╭──

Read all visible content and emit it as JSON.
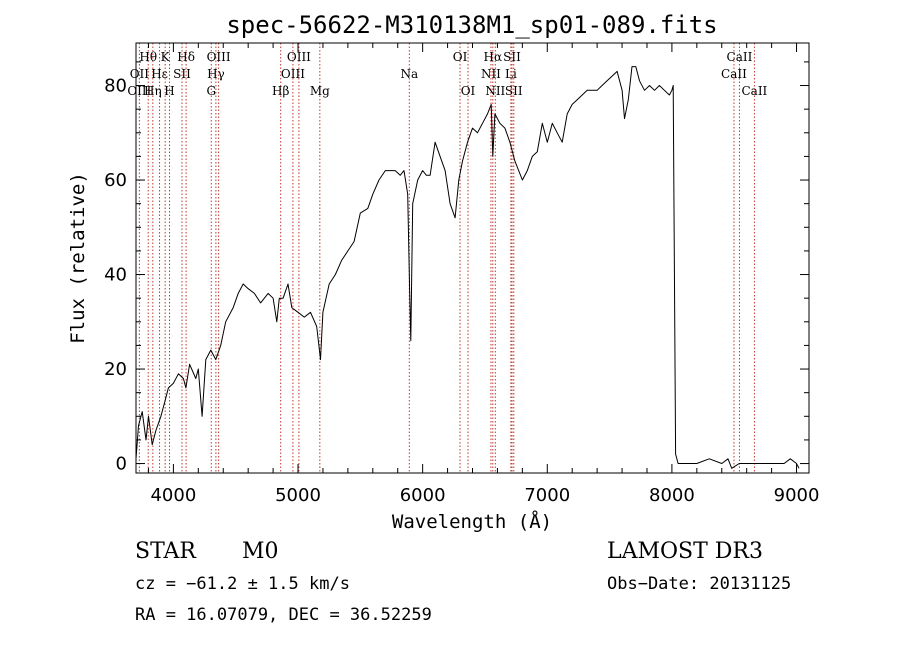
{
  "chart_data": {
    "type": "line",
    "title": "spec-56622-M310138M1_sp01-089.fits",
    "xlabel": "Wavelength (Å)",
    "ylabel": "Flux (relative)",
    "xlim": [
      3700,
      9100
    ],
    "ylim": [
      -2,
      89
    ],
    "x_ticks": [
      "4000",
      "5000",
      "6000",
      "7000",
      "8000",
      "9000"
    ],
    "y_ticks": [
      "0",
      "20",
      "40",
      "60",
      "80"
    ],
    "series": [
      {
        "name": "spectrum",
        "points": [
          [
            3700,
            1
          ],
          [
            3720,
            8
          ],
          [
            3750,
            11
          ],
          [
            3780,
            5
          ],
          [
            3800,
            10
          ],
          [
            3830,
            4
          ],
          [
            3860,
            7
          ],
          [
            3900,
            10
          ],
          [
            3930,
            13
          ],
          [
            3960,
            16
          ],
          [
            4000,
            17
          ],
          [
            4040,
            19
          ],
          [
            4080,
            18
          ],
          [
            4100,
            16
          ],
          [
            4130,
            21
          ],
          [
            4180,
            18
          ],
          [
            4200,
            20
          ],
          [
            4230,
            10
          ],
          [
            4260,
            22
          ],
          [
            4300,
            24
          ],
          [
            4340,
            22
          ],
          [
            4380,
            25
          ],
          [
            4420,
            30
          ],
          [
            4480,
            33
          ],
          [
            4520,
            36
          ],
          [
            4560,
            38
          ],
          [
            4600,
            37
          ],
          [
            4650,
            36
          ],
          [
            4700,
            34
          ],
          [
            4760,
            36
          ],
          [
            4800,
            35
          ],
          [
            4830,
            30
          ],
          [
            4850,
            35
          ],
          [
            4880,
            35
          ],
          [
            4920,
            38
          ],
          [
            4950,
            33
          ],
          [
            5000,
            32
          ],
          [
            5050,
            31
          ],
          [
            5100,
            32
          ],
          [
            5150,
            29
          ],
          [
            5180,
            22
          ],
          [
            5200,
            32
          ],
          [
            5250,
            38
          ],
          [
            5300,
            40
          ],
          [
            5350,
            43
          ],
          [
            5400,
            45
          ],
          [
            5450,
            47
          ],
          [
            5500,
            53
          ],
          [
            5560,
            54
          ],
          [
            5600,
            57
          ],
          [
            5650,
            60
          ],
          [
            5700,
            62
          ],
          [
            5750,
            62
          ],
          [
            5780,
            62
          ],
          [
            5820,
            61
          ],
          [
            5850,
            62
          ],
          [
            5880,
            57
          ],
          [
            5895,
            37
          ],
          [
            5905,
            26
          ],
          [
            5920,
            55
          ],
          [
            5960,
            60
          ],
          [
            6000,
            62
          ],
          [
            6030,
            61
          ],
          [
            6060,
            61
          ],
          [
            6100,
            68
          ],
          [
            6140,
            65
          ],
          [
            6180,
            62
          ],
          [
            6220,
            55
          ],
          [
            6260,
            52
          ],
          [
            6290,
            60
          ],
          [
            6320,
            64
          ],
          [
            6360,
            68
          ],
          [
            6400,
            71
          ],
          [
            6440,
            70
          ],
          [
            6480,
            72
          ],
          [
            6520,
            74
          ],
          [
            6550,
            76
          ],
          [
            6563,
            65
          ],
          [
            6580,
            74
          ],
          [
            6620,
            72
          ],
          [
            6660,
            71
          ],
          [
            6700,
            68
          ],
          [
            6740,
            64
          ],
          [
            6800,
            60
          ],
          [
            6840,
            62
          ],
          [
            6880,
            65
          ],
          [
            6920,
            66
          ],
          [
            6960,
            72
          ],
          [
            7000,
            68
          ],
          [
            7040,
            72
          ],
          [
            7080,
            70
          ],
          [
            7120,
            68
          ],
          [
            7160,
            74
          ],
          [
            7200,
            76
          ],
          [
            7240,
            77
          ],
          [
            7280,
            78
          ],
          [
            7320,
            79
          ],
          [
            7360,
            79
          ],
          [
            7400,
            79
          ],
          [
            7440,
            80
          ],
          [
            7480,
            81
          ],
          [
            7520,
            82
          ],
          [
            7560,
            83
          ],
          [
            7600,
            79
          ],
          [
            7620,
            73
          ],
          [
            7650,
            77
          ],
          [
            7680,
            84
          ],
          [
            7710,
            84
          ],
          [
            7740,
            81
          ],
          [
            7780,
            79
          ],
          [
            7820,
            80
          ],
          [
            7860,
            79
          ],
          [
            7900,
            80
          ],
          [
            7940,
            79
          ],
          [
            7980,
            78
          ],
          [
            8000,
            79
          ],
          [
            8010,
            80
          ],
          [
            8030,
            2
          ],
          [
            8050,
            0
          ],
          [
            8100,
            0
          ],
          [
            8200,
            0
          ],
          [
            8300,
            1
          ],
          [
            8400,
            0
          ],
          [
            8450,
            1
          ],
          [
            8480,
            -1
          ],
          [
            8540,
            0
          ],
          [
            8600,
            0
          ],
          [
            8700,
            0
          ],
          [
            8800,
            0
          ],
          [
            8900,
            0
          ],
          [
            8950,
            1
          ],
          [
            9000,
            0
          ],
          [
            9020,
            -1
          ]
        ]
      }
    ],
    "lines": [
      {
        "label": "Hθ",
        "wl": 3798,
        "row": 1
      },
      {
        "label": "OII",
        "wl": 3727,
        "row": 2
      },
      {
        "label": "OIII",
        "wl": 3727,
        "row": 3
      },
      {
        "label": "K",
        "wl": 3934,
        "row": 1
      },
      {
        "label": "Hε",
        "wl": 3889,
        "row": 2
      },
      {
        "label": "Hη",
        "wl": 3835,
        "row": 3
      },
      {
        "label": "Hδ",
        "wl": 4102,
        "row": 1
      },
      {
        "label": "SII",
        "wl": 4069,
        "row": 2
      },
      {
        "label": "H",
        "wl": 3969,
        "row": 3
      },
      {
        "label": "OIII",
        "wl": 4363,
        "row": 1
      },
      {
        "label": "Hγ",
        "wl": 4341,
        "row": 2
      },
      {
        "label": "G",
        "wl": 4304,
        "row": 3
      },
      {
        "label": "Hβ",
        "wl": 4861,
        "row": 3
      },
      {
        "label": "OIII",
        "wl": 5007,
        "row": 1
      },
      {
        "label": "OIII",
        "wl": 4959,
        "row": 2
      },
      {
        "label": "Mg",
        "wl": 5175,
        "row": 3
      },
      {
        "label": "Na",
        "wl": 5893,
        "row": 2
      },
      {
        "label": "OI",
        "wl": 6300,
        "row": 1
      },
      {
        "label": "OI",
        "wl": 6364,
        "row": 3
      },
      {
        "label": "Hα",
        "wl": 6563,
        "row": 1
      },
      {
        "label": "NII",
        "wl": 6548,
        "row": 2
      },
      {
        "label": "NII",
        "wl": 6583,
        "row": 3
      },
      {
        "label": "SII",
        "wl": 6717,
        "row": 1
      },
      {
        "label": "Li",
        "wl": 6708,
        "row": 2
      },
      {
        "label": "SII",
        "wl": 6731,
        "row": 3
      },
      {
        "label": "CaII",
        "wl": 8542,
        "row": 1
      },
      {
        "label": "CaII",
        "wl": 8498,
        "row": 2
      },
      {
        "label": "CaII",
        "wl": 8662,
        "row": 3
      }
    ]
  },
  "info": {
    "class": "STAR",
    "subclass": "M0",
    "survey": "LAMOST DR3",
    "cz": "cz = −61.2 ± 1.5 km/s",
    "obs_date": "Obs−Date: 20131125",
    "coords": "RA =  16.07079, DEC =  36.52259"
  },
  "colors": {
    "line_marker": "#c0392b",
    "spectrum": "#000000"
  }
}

╰──

WHAT TO DO.
Print each entry shown above with exact wording and no pictures.

SOLUTION TO THIS PROBLEM.
Read all visible content and emit it as JSON.
{
  "chart_data": {
    "type": "line",
    "title": "spec-56622-M310138M1_sp01-089.fits",
    "xlabel": "Wavelength (Å)",
    "ylabel": "Flux (relative)",
    "xlim": [
      3700,
      9100
    ],
    "ylim": [
      -2,
      89
    ],
    "x_ticks": [
      "4000",
      "5000",
      "6000",
      "7000",
      "8000",
      "9000"
    ],
    "y_ticks": [
      "0",
      "20",
      "40",
      "60",
      "80"
    ],
    "series": [
      {
        "name": "spectrum",
        "points": [
          [
            3700,
            1
          ],
          [
            3720,
            8
          ],
          [
            3750,
            11
          ],
          [
            3780,
            5
          ],
          [
            3800,
            10
          ],
          [
            3830,
            4
          ],
          [
            3860,
            7
          ],
          [
            3900,
            10
          ],
          [
            3930,
            13
          ],
          [
            3960,
            16
          ],
          [
            4000,
            17
          ],
          [
            4040,
            19
          ],
          [
            4080,
            18
          ],
          [
            4100,
            16
          ],
          [
            4130,
            21
          ],
          [
            4180,
            18
          ],
          [
            4200,
            20
          ],
          [
            4230,
            10
          ],
          [
            4260,
            22
          ],
          [
            4300,
            24
          ],
          [
            4340,
            22
          ],
          [
            4380,
            25
          ],
          [
            4420,
            30
          ],
          [
            4480,
            33
          ],
          [
            4520,
            36
          ],
          [
            4560,
            38
          ],
          [
            4600,
            37
          ],
          [
            4650,
            36
          ],
          [
            4700,
            34
          ],
          [
            4760,
            36
          ],
          [
            4800,
            35
          ],
          [
            4830,
            30
          ],
          [
            4850,
            35
          ],
          [
            4880,
            35
          ],
          [
            4920,
            38
          ],
          [
            4950,
            33
          ],
          [
            5000,
            32
          ],
          [
            5050,
            31
          ],
          [
            5100,
            32
          ],
          [
            5150,
            29
          ],
          [
            5180,
            22
          ],
          [
            5200,
            32
          ],
          [
            5250,
            38
          ],
          [
            5300,
            40
          ],
          [
            5350,
            43
          ],
          [
            5400,
            45
          ],
          [
            5450,
            47
          ],
          [
            5500,
            53
          ],
          [
            5560,
            54
          ],
          [
            5600,
            57
          ],
          [
            5650,
            60
          ],
          [
            5700,
            62
          ],
          [
            5750,
            62
          ],
          [
            5780,
            62
          ],
          [
            5820,
            61
          ],
          [
            5850,
            62
          ],
          [
            5880,
            57
          ],
          [
            5895,
            37
          ],
          [
            5905,
            26
          ],
          [
            5920,
            55
          ],
          [
            5960,
            60
          ],
          [
            6000,
            62
          ],
          [
            6030,
            61
          ],
          [
            6060,
            61
          ],
          [
            6100,
            68
          ],
          [
            6140,
            65
          ],
          [
            6180,
            62
          ],
          [
            6220,
            55
          ],
          [
            6260,
            52
          ],
          [
            6290,
            60
          ],
          [
            6320,
            64
          ],
          [
            6360,
            68
          ],
          [
            6400,
            71
          ],
          [
            6440,
            70
          ],
          [
            6480,
            72
          ],
          [
            6520,
            74
          ],
          [
            6550,
            76
          ],
          [
            6563,
            65
          ],
          [
            6580,
            74
          ],
          [
            6620,
            72
          ],
          [
            6660,
            71
          ],
          [
            6700,
            68
          ],
          [
            6740,
            64
          ],
          [
            6800,
            60
          ],
          [
            6840,
            62
          ],
          [
            6880,
            65
          ],
          [
            6920,
            66
          ],
          [
            6960,
            72
          ],
          [
            7000,
            68
          ],
          [
            7040,
            72
          ],
          [
            7080,
            70
          ],
          [
            7120,
            68
          ],
          [
            7160,
            74
          ],
          [
            7200,
            76
          ],
          [
            7240,
            77
          ],
          [
            7280,
            78
          ],
          [
            7320,
            79
          ],
          [
            7360,
            79
          ],
          [
            7400,
            79
          ],
          [
            7440,
            80
          ],
          [
            7480,
            81
          ],
          [
            7520,
            82
          ],
          [
            7560,
            83
          ],
          [
            7600,
            79
          ],
          [
            7620,
            73
          ],
          [
            7650,
            77
          ],
          [
            7680,
            84
          ],
          [
            7710,
            84
          ],
          [
            7740,
            81
          ],
          [
            7780,
            79
          ],
          [
            7820,
            80
          ],
          [
            7860,
            79
          ],
          [
            7900,
            80
          ],
          [
            7940,
            79
          ],
          [
            7980,
            78
          ],
          [
            8000,
            79
          ],
          [
            8010,
            80
          ],
          [
            8030,
            2
          ],
          [
            8050,
            0
          ],
          [
            8100,
            0
          ],
          [
            8200,
            0
          ],
          [
            8300,
            1
          ],
          [
            8400,
            0
          ],
          [
            8450,
            1
          ],
          [
            8480,
            -1
          ],
          [
            8540,
            0
          ],
          [
            8600,
            0
          ],
          [
            8700,
            0
          ],
          [
            8800,
            0
          ],
          [
            8900,
            0
          ],
          [
            8950,
            1
          ],
          [
            9000,
            0
          ],
          [
            9020,
            -1
          ]
        ]
      }
    ],
    "lines": [
      {
        "label": "Hθ",
        "wl": 3798,
        "row": 1
      },
      {
        "label": "OII",
        "wl": 3727,
        "row": 2
      },
      {
        "label": "OIII",
        "wl": 3727,
        "row": 3
      },
      {
        "label": "K",
        "wl": 3934,
        "row": 1
      },
      {
        "label": "Hε",
        "wl": 3889,
        "row": 2
      },
      {
        "label": "Hη",
        "wl": 3835,
        "row": 3
      },
      {
        "label": "Hδ",
        "wl": 4102,
        "row": 1
      },
      {
        "label": "SII",
        "wl": 4069,
        "row": 2
      },
      {
        "label": "H",
        "wl": 3969,
        "row": 3
      },
      {
        "label": "OIII",
        "wl": 4363,
        "row": 1
      },
      {
        "label": "Hγ",
        "wl": 4341,
        "row": 2
      },
      {
        "label": "G",
        "wl": 4304,
        "row": 3
      },
      {
        "label": "Hβ",
        "wl": 4861,
        "row": 3
      },
      {
        "label": "OIII",
        "wl": 5007,
        "row": 1
      },
      {
        "label": "OIII",
        "wl": 4959,
        "row": 2
      },
      {
        "label": "Mg",
        "wl": 5175,
        "row": 3
      },
      {
        "label": "Na",
        "wl": 5893,
        "row": 2
      },
      {
        "label": "OI",
        "wl": 6300,
        "row": 1
      },
      {
        "label": "OI",
        "wl": 6364,
        "row": 3
      },
      {
        "label": "Hα",
        "wl": 6563,
        "row": 1
      },
      {
        "label": "NII",
        "wl": 6548,
        "row": 2
      },
      {
        "label": "NII",
        "wl": 6583,
        "row": 3
      },
      {
        "label": "SII",
        "wl": 6717,
        "row": 1
      },
      {
        "label": "Li",
        "wl": 6708,
        "row": 2
      },
      {
        "label": "SII",
        "wl": 6731,
        "row": 3
      },
      {
        "label": "CaII",
        "wl": 8542,
        "row": 1
      },
      {
        "label": "CaII",
        "wl": 8498,
        "row": 2
      },
      {
        "label": "CaII",
        "wl": 8662,
        "row": 3
      }
    ]
  },
  "info": {
    "class": "STAR",
    "subclass": "M0",
    "survey": "LAMOST DR3",
    "cz": "cz = −61.2 ± 1.5 km/s",
    "obs_date": "Obs−Date: 20131125",
    "coords": "RA =  16.07079, DEC =  36.52259"
  },
  "colors": {
    "line_marker": "#c0392b",
    "spectrum": "#000000"
  }
}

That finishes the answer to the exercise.